= GIVEN INSTRUCTION =
Copy out all of the data exactly as it appears.

EXTRACTED MATERIAL start

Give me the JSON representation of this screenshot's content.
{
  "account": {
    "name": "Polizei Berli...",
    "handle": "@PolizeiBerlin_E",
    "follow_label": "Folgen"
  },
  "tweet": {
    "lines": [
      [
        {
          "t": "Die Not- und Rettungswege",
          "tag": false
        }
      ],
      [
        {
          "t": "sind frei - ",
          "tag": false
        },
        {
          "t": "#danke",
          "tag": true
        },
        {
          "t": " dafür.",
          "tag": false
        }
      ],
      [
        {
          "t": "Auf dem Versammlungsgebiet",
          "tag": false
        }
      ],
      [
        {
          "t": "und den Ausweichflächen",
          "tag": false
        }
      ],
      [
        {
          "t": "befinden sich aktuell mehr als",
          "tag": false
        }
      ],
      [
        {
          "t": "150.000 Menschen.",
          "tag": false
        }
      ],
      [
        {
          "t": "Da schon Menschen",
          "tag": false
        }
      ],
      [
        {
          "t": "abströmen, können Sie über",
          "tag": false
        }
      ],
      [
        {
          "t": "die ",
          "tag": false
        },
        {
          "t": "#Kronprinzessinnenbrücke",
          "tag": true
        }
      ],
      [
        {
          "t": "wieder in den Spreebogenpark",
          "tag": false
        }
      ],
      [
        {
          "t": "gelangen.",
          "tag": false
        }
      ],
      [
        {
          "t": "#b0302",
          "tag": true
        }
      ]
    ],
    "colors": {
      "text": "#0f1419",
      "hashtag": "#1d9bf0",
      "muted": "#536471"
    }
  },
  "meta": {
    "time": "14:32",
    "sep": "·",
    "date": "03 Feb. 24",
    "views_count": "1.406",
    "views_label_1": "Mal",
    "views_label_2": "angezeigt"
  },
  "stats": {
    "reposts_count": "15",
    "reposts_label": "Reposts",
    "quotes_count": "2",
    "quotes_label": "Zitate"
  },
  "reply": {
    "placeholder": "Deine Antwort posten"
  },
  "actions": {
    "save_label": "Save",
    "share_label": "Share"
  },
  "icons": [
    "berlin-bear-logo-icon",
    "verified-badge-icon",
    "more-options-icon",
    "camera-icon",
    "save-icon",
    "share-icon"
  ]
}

EXTRACTED MATERIAL end

= EXERCISE RESPONSE =
Give me the JSON representation of this screenshot's content.
{
  "account": {
    "name": "Polizei Berli...",
    "handle": "@PolizeiBerlin_E",
    "follow_label": "Folgen"
  },
  "tweet": {
    "lines": [
      [
        {
          "t": "Die Not- und Rettungswege",
          "tag": false
        }
      ],
      [
        {
          "t": "sind frei - ",
          "tag": false
        },
        {
          "t": "#danke",
          "tag": true
        },
        {
          "t": " dafür.",
          "tag": false
        }
      ],
      [
        {
          "t": "Auf dem Versammlungsgebiet",
          "tag": false
        }
      ],
      [
        {
          "t": "und den Ausweichflächen",
          "tag": false
        }
      ],
      [
        {
          "t": "befinden sich aktuell mehr als",
          "tag": false
        }
      ],
      [
        {
          "t": "150.000 Menschen.",
          "tag": false
        }
      ],
      [
        {
          "t": "Da schon Menschen",
          "tag": false
        }
      ],
      [
        {
          "t": "abströmen, können Sie über",
          "tag": false
        }
      ],
      [
        {
          "t": "die ",
          "tag": false
        },
        {
          "t": "#Kronprinzessinnenbrücke",
          "tag": true
        }
      ],
      [
        {
          "t": "wieder in den Spreebogenpark",
          "tag": false
        }
      ],
      [
        {
          "t": "gelangen.",
          "tag": false
        }
      ],
      [
        {
          "t": "#b0302",
          "tag": true
        }
      ]
    ],
    "colors": {
      "text": "#0f1419",
      "hashtag": "#1d9bf0",
      "muted": "#536471"
    }
  },
  "meta": {
    "time": "14:32",
    "sep": "·",
    "date": "03 Feb. 24",
    "views_count": "1.406",
    "views_label_1": "Mal",
    "views_label_2": "angezeigt"
  },
  "stats": {
    "reposts_count": "15",
    "reposts_label": "Reposts",
    "quotes_count": "2",
    "quotes_label": "Zitate"
  },
  "reply": {
    "placeholder": "Deine Antwort posten"
  },
  "actions": {
    "save_label": "Save",
    "share_label": "Share"
  },
  "icons": [
    "berlin-bear-logo-icon",
    "verified-badge-icon",
    "more-options-icon",
    "camera-icon",
    "save-icon",
    "share-icon"
  ]
}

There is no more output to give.